Records from a dataset
▬▬▬▬▬▬
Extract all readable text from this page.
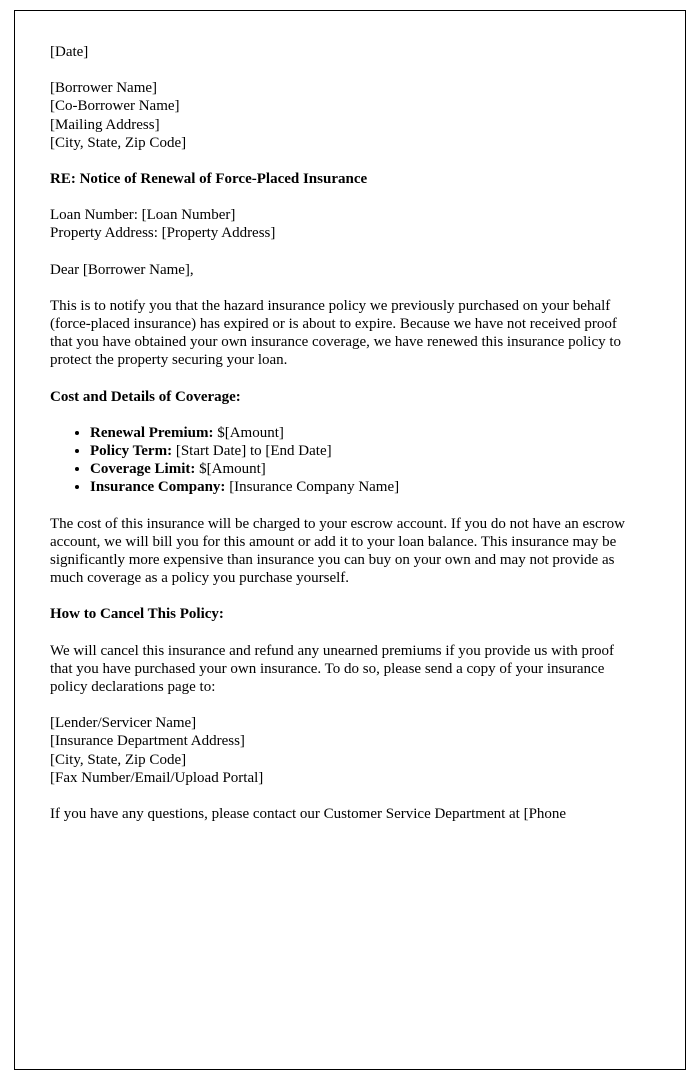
[Date]

[Borrower Name]
[Co-Borrower Name]
[Mailing Address]
[City, State, Zip Code]

RE: Notice of Renewal of Force-Placed Insurance

Loan Number: [Loan Number]
Property Address: [Property Address]

Dear [Borrower Name],

This is to notify you that the hazard insurance policy we previously purchased on your behalf (force-placed insurance) has expired or is about to expire. Because we have not received proof that you have obtained your own insurance coverage, we have renewed this insurance policy to protect the property securing your loan.

Cost and Details of Coverage:

• Renewal Premium: $[Amount]
• Policy Term: [Start Date] to [End Date]
• Coverage Limit: $[Amount]
• Insurance Company: [Insurance Company Name]

The cost of this insurance will be charged to your escrow account. If you do not have an escrow account, we will bill you for this amount or add it to your loan balance. This insurance may be significantly more expensive than insurance you can buy on your own and may not provide as much coverage as a policy you purchase yourself.

How to Cancel This Policy:

We will cancel this insurance and refund any unearned premiums if you provide us with proof that you have purchased your own insurance. To do so, please send a copy of your insurance policy declarations page to:

[Lender/Servicer Name]
[Insurance Department Address]
[City, State, Zip Code]
[Fax Number/Email/Upload Portal]

If you have any questions, please contact our Customer Service Department at [Phone
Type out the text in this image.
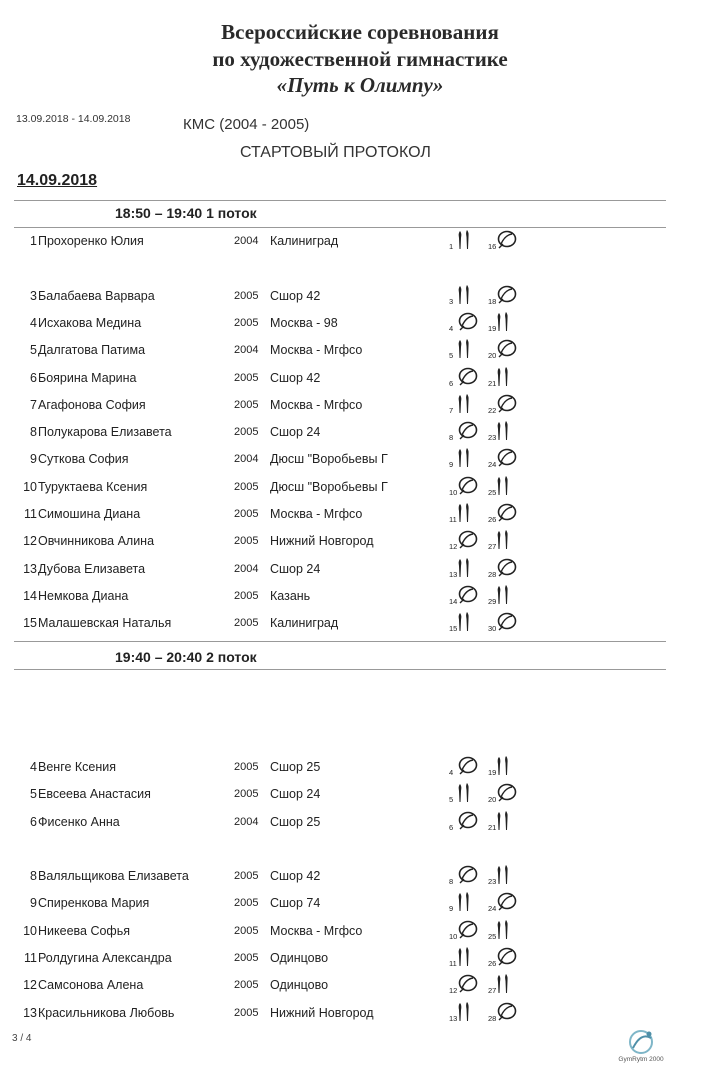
Всероссийские соревнования
по художественной гимнастике
«Путь к Олимпу»
13.09.2018 - 14.09.2018	КМС (2004 - 2005)
СТАРТОВЫЙ ПРОТОКОЛ
14.09.2018
18:50 – 19:40 1 поток
1 Прохоренко Юлия	2004 Калиниград	1	16
3 Балабаева Варвара	2005 Сшор 42	3	18
4 Исхакова Медина	2005 Москва - 98	4	19
5 Далгатова Патима	2004 Москва - Мгфсо	5	20
6 Боярина Марина	2005 Сшор 42	6	21
7 Агафонова София	2005 Москва - Мгфсо	7	22
8 Полукарова Елизавета	2005 Сшор 24	8	23
9 Суткова София	2004 Дюсш "Воробьевы Г	9	24
10 Туруктаева Ксения	2005 Дюсш "Воробьевы Г	10	25
11 Симошина Диана	2005 Москва - Мгфсо	11	26
12 Овчинникова Алина	2005 Нижний Новгород	12	27
13 Дубова Елизавета	2004 Сшор 24	13	28
14 Немкова Диана	2005 Казань	14	29
15 Малашевская Наталья	2005 Калиниград	15	30
19:40 – 20:40 2 поток
4 Венге Ксения	2005 Сшор 25	4	19
5 Евсеева Анастасия	2005 Сшор 24	5	20
6 Фисенко Анна	2004 Сшор 25	6	21
8 Валяльщикова Елизавета	2005 Сшор 42	8	23
9 Спиренкова Мария	2005 Сшор 74	9	24
10 Никеева Софья	2005 Москва - Мгфсо	10	25
11 Ролдугина Александра	2005 Одинцово	11	26
12 Самсонова Алена	2005 Одинцово	12	27
13 Красильникова Любовь	2005 Нижний Новгород	13	28
3 / 4
GymRytm 2000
▬▬▬▬▬▬
* **Written instruction**
Copy out every line from the records that has the word "Ксения".

* **Solved exercise**
10 Туруктаева Ксения	2005 Дюсш "Воробьевы Г	10	25
4 Венге Ксения	2005 Сшор 25	4	19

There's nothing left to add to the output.